━━ Material to process

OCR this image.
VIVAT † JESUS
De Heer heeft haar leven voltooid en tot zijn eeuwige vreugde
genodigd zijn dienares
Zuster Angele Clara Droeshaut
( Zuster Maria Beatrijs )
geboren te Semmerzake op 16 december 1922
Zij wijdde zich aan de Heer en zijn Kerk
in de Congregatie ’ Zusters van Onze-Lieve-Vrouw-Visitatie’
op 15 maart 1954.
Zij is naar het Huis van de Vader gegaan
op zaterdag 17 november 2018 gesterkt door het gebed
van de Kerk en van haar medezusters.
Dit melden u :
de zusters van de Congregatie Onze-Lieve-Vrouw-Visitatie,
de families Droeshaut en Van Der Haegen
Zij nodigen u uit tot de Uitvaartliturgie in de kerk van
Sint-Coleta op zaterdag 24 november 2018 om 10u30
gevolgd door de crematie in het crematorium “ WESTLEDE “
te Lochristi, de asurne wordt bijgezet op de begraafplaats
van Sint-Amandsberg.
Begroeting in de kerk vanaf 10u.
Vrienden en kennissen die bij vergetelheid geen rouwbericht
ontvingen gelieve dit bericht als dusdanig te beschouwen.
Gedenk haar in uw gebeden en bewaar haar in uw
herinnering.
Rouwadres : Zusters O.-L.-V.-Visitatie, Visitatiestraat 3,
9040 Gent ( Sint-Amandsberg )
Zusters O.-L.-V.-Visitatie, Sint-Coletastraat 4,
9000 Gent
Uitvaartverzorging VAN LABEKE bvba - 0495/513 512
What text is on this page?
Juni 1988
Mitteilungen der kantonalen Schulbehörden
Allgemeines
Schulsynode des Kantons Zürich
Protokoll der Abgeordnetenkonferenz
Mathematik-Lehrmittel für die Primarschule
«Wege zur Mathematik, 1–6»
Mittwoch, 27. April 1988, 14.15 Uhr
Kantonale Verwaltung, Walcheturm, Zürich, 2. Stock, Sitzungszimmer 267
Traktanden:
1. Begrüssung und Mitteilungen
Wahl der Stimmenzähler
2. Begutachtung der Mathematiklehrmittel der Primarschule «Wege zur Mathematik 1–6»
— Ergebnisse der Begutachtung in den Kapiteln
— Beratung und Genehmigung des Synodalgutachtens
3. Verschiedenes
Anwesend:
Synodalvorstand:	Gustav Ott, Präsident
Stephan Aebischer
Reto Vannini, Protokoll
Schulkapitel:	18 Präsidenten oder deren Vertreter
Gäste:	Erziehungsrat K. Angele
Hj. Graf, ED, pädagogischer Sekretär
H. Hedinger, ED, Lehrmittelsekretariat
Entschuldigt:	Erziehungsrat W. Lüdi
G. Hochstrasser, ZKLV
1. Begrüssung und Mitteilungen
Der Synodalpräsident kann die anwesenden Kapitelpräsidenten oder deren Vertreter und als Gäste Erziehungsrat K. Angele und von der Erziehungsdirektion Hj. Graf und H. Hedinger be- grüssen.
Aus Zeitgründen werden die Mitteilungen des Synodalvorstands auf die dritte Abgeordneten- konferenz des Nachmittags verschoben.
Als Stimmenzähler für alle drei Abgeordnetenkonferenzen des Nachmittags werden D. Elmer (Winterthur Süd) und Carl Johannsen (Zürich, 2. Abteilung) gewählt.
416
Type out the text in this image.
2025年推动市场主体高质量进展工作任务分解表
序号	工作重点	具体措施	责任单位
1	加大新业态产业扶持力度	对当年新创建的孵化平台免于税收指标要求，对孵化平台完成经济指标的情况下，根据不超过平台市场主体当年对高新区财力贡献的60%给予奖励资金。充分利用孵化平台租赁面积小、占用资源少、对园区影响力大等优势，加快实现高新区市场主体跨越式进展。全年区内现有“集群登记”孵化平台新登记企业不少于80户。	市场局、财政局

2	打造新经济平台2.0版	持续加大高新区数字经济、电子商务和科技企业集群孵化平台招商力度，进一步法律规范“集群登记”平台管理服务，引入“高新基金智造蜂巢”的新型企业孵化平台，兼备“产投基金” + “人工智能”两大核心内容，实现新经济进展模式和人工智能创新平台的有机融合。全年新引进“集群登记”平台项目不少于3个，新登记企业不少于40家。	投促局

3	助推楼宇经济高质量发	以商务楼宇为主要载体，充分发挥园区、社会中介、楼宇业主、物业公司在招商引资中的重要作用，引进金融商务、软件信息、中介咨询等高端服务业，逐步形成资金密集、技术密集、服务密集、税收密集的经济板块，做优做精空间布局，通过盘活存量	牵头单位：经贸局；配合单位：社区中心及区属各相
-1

━━━━

**Problem to solve**
Pick out each line above that includes "text" and show it.

**Task result**
What text is on this page?
Type out the text in this image.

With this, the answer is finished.